*** Begin section ***
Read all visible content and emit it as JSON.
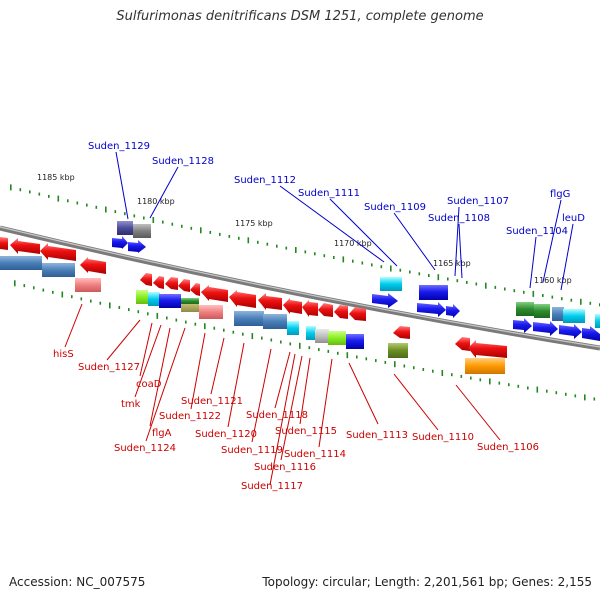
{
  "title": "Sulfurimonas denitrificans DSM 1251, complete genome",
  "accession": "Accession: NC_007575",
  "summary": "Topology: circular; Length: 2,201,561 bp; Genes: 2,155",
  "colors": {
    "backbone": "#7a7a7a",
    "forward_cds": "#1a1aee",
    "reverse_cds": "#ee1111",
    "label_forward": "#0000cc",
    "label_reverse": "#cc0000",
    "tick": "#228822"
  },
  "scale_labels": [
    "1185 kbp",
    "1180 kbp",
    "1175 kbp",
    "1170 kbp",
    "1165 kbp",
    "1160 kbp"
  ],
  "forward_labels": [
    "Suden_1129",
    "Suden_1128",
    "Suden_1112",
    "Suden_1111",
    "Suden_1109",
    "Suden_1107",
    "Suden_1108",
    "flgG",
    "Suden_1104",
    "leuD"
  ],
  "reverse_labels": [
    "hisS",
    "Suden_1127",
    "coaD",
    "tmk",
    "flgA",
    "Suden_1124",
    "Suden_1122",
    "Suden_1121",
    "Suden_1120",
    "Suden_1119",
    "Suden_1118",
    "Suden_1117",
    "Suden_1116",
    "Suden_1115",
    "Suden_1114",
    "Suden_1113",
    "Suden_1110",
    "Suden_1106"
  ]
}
*** End section ***
## Task
Verbatim output of the entries is required, with each image left out.

## Solution for this exercise
Read all visible content and emit it as JSON.
{
  "title": "Sulfurimonas denitrificans DSM 1251, complete genome",
  "accession": "Accession: NC_007575",
  "summary": "Topology: circular; Length: 2,201,561 bp; Genes: 2,155",
  "colors": {
    "backbone": "#7a7a7a",
    "forward_cds": "#1a1aee",
    "reverse_cds": "#ee1111",
    "label_forward": "#0000cc",
    "label_reverse": "#cc0000",
    "tick": "#228822"
  },
  "scale_labels": [
    "1185 kbp",
    "1180 kbp",
    "1175 kbp",
    "1170 kbp",
    "1165 kbp",
    "1160 kbp"
  ],
  "forward_labels": [
    "Suden_1129",
    "Suden_1128",
    "Suden_1112",
    "Suden_1111",
    "Suden_1109",
    "Suden_1107",
    "Suden_1108",
    "flgG",
    "Suden_1104",
    "leuD"
  ],
  "reverse_labels": [
    "hisS",
    "Suden_1127",
    "coaD",
    "tmk",
    "flgA",
    "Suden_1124",
    "Suden_1122",
    "Suden_1121",
    "Suden_1120",
    "Suden_1119",
    "Suden_1118",
    "Suden_1117",
    "Suden_1116",
    "Suden_1115",
    "Suden_1114",
    "Suden_1113",
    "Suden_1110",
    "Suden_1106"
  ]
}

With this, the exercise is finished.